[Collected data]
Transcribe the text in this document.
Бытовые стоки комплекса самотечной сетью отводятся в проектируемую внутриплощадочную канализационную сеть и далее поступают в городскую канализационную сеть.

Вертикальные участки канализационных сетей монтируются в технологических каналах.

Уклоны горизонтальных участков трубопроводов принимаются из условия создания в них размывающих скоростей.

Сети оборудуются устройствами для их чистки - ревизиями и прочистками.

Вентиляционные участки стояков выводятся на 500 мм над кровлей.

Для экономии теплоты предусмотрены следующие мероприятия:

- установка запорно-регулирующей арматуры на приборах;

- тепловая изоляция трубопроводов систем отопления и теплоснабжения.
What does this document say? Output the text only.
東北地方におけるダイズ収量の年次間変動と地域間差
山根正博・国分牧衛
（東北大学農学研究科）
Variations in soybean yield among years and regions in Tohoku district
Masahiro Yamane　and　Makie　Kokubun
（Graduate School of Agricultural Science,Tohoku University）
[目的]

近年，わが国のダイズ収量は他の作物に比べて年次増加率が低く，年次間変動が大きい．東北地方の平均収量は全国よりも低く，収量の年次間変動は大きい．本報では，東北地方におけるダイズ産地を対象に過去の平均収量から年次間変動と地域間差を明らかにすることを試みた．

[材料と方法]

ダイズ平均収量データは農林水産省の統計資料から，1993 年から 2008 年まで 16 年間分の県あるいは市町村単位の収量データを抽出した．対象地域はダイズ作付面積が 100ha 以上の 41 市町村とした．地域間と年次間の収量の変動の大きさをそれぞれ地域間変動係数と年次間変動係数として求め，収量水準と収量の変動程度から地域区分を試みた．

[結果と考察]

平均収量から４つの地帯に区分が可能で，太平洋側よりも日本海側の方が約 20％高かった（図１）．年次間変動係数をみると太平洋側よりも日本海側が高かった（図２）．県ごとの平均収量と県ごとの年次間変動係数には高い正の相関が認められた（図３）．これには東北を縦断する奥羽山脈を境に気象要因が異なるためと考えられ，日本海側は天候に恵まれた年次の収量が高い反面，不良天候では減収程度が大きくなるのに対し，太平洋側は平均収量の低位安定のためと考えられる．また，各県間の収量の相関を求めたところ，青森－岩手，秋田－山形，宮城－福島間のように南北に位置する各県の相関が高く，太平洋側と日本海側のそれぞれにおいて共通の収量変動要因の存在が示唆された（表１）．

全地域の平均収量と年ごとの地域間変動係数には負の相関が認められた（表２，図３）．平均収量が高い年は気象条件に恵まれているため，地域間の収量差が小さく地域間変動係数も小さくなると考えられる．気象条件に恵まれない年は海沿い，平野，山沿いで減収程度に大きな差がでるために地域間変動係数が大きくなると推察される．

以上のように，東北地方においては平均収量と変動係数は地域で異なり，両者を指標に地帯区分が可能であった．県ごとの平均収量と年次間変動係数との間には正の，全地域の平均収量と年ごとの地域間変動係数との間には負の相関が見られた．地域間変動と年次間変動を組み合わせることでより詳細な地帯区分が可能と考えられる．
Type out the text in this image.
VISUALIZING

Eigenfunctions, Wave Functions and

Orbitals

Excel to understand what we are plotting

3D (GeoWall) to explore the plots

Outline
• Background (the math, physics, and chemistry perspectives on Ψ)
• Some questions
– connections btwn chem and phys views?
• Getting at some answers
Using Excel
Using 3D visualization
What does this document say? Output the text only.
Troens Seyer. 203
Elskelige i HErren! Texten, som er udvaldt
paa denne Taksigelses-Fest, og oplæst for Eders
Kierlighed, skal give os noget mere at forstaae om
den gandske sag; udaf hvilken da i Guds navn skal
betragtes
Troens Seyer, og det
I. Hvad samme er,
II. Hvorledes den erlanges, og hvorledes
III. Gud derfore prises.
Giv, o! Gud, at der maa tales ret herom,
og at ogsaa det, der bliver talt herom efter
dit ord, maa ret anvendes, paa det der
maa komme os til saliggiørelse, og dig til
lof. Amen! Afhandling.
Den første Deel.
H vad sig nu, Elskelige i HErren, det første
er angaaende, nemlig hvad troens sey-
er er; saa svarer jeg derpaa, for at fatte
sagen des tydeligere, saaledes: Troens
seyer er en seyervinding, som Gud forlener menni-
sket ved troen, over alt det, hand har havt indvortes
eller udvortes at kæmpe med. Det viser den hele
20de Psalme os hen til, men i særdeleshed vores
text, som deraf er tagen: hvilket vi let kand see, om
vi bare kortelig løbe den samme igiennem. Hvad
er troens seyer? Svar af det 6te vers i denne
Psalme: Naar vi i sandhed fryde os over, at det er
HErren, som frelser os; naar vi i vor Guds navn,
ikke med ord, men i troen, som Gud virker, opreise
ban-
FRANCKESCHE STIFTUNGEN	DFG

▶ **Task goal**
Output all of the material, please, exactly as it stands.

▶ **Answer to this exercise**
Transcribe the text in this document.
Бытовые стоки комплекса самотечной сетью отводятся в проектируемую внутриплощадочную канализационную сеть и далее поступают в городскую канализационную сеть.

Вертикальные участки канализационных сетей монтируются в технологических каналах.

Уклоны горизонтальных участков трубопроводов принимаются из условия создания в них размывающих скоростей.

Сети оборудуются устройствами для их чистки - ревизиями и прочистками.

Вентиляционные участки стояков выводятся на 500 мм над кровлей.

Для экономии теплоты предусмотрены следующие мероприятия:

- установка запорно-регулирующей арматуры на приборах;

- тепловая изоляция трубопроводов систем отопления и теплоснабжения.
What does this document say? Output the text only.
東北地方におけるダイズ収量の年次間変動と地域間差
山根正博・国分牧衛
（東北大学農学研究科）
Variations in soybean yield among years and regions in Tohoku district
Masahiro Yamane　and　Makie　Kokubun
（Graduate School of Agricultural Science,Tohoku University）
[目的]

近年，わが国のダイズ収量は他の作物に比べて年次増加率が低く，年次間変動が大きい．東北地方の平均収量は全国よりも低く，収量の年次間変動は大きい．本報では，東北地方におけるダイズ産地を対象に過去の平均収量から年次間変動と地域間差を明らかにすることを試みた．

[材料と方法]

ダイズ平均収量データは農林水産省の統計資料から，1993 年から 2008 年まで 16 年間分の県あるいは市町村単位の収量データを抽出した．対象地域はダイズ作付面積が 100ha 以上の 41 市町村とした．地域間と年次間の収量の変動の大きさをそれぞれ地域間変動係数と年次間変動係数として求め，収量水準と収量の変動程度から地域区分を試みた．

[結果と考察]

平均収量から４つの地帯に区分が可能で，太平洋側よりも日本海側の方が約 20％高かった（図１）．年次間変動係数をみると太平洋側よりも日本海側が高かった（図２）．県ごとの平均収量と県ごとの年次間変動係数には高い正の相関が認められた（図３）．これには東北を縦断する奥羽山脈を境に気象要因が異なるためと考えられ，日本海側は天候に恵まれた年次の収量が高い反面，不良天候では減収程度が大きくなるのに対し，太平洋側は平均収量の低位安定のためと考えられる．また，各県間の収量の相関を求めたところ，青森－岩手，秋田－山形，宮城－福島間のように南北に位置する各県の相関が高く，太平洋側と日本海側のそれぞれにおいて共通の収量変動要因の存在が示唆された（表１）．

全地域の平均収量と年ごとの地域間変動係数には負の相関が認められた（表２，図３）．平均収量が高い年は気象条件に恵まれているため，地域間の収量差が小さく地域間変動係数も小さくなると考えられる．気象条件に恵まれない年は海沿い，平野，山沿いで減収程度に大きな差がでるために地域間変動係数が大きくなると推察される．

以上のように，東北地方においては平均収量と変動係数は地域で異なり，両者を指標に地帯区分が可能であった．県ごとの平均収量と年次間変動係数との間には正の，全地域の平均収量と年ごとの地域間変動係数との間には負の相関が見られた．地域間変動と年次間変動を組み合わせることでより詳細な地帯区分が可能と考えられる．
Type out the text in this image.
VISUALIZING

Eigenfunctions, Wave Functions and

Orbitals

Excel to understand what we are plotting

3D (GeoWall) to explore the plots

Outline
• Background (the math, physics, and chemistry perspectives on Ψ)
• Some questions
– connections btwn chem and phys views?
• Getting at some answers
Using Excel
Using 3D visualization
What does this document say? Output the text only.
Troens Seyer. 203
Elskelige i HErren! Texten, som er udvaldt
paa denne Taksigelses-Fest, og oplæst for Eders
Kierlighed, skal give os noget mere at forstaae om
den gandske sag; udaf hvilken da i Guds navn skal
betragtes
Troens Seyer, og det
I. Hvad samme er,
II. Hvorledes den erlanges, og hvorledes
III. Gud derfore prises.
Giv, o! Gud, at der maa tales ret herom,
og at ogsaa det, der bliver talt herom efter
dit ord, maa ret anvendes, paa det der
maa komme os til saliggiørelse, og dig til
lof. Amen! Afhandling.
Den første Deel.
H vad sig nu, Elskelige i HErren, det første
er angaaende, nemlig hvad troens sey-
er er; saa svarer jeg derpaa, for at fatte
sagen des tydeligere, saaledes: Troens
seyer er en seyervinding, som Gud forlener menni-
sket ved troen, over alt det, hand har havt indvortes
eller udvortes at kæmpe med. Det viser den hele
20de Psalme os hen til, men i særdeleshed vores
text, som deraf er tagen: hvilket vi let kand see, om
vi bare kortelig løbe den samme igiennem. Hvad
er troens seyer? Svar af det 6te vers i denne
Psalme: Naar vi i sandhed fryde os over, at det er
HErren, som frelser os; naar vi i vor Guds navn,
ikke med ord, men i troen, som Gud virker, opreise
ban-
FRANCKESCHE STIFTUNGEN	DFG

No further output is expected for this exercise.